RECORDS TO USE
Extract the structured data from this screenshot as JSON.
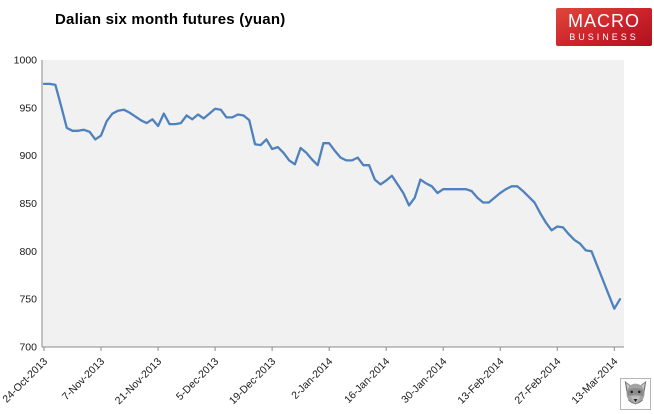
{
  "header": {
    "title": "Dalian six month futures (yuan)"
  },
  "logo": {
    "line1": "MACRO",
    "line2": "BUSINESS",
    "bg_top": "#e0473a",
    "bg_bottom": "#ae121e",
    "text_color": "#ffffff"
  },
  "wolf_logo": {
    "name": "wolf-head-emblem"
  },
  "chart_data": {
    "type": "line",
    "title": "Dalian six month futures (yuan)",
    "xlabel": "",
    "ylabel": "",
    "ylim": [
      700,
      1000
    ],
    "y_ticks": [
      700,
      750,
      800,
      850,
      900,
      950,
      1000
    ],
    "x_tick_labels": [
      "24-Oct-2013",
      "7-Nov-2013",
      "21-Nov-2013",
      "5-Dec-2013",
      "19-Dec-2013",
      "2-Jan-2014",
      "16-Jan-2014",
      "30-Jan-2014",
      "13-Feb-2014",
      "27-Feb-2014",
      "13-Mar-2014"
    ],
    "x_tick_indices": [
      0,
      10,
      20,
      30,
      40,
      50,
      60,
      70,
      80,
      90,
      100
    ],
    "grid": "off",
    "legend": "none",
    "plot_bg": "#f1f1f1",
    "axis_color": "#8a8a8a",
    "label_color": "#1a1a1a",
    "series": [
      {
        "name": "Dalian six month futures (yuan)",
        "color": "#4f81bd",
        "width": 2.3,
        "values": [
          975,
          975,
          974,
          952,
          929,
          926,
          926,
          927,
          925,
          917,
          921,
          936,
          944,
          947,
          948,
          945,
          941,
          937,
          934,
          938,
          931,
          944,
          933,
          933,
          934,
          942,
          938,
          943,
          939,
          944,
          949,
          948,
          940,
          940,
          943,
          942,
          937,
          912,
          911,
          917,
          907,
          909,
          903,
          895,
          891,
          908,
          903,
          896,
          890,
          913,
          913,
          905,
          898,
          895,
          895,
          898,
          890,
          890,
          875,
          870,
          874,
          879,
          870,
          861,
          848,
          856,
          875,
          871,
          868,
          861,
          865,
          865,
          865,
          865,
          865,
          863,
          856,
          851,
          851,
          856,
          861,
          865,
          868,
          868,
          863,
          857,
          851,
          840,
          830,
          822,
          826,
          825,
          818,
          812,
          808,
          801,
          800,
          785,
          770,
          755,
          740,
          750
        ]
      }
    ]
  }
}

REQUIRED TASK
Give the entries again word for word, but skip the pictures.

CORRECT ANSWER
Extract the structured data from this screenshot as JSON.
{
  "header": {
    "title": "Dalian six month futures (yuan)"
  },
  "logo": {
    "line1": "MACRO",
    "line2": "BUSINESS",
    "bg_top": "#e0473a",
    "bg_bottom": "#ae121e",
    "text_color": "#ffffff"
  },
  "wolf_logo": {
    "name": "wolf-head-emblem"
  },
  "chart_data": {
    "type": "line",
    "title": "Dalian six month futures (yuan)",
    "xlabel": "",
    "ylabel": "",
    "ylim": [
      700,
      1000
    ],
    "y_ticks": [
      700,
      750,
      800,
      850,
      900,
      950,
      1000
    ],
    "x_tick_labels": [
      "24-Oct-2013",
      "7-Nov-2013",
      "21-Nov-2013",
      "5-Dec-2013",
      "19-Dec-2013",
      "2-Jan-2014",
      "16-Jan-2014",
      "30-Jan-2014",
      "13-Feb-2014",
      "27-Feb-2014",
      "13-Mar-2014"
    ],
    "x_tick_indices": [
      0,
      10,
      20,
      30,
      40,
      50,
      60,
      70,
      80,
      90,
      100
    ],
    "grid": "off",
    "legend": "none",
    "plot_bg": "#f1f1f1",
    "axis_color": "#8a8a8a",
    "label_color": "#1a1a1a",
    "series": [
      {
        "name": "Dalian six month futures (yuan)",
        "color": "#4f81bd",
        "width": 2.3,
        "values": [
          975,
          975,
          974,
          952,
          929,
          926,
          926,
          927,
          925,
          917,
          921,
          936,
          944,
          947,
          948,
          945,
          941,
          937,
          934,
          938,
          931,
          944,
          933,
          933,
          934,
          942,
          938,
          943,
          939,
          944,
          949,
          948,
          940,
          940,
          943,
          942,
          937,
          912,
          911,
          917,
          907,
          909,
          903,
          895,
          891,
          908,
          903,
          896,
          890,
          913,
          913,
          905,
          898,
          895,
          895,
          898,
          890,
          890,
          875,
          870,
          874,
          879,
          870,
          861,
          848,
          856,
          875,
          871,
          868,
          861,
          865,
          865,
          865,
          865,
          865,
          863,
          856,
          851,
          851,
          856,
          861,
          865,
          868,
          868,
          863,
          857,
          851,
          840,
          830,
          822,
          826,
          825,
          818,
          812,
          808,
          801,
          800,
          785,
          770,
          755,
          740,
          750
        ]
      }
    ]
  }
}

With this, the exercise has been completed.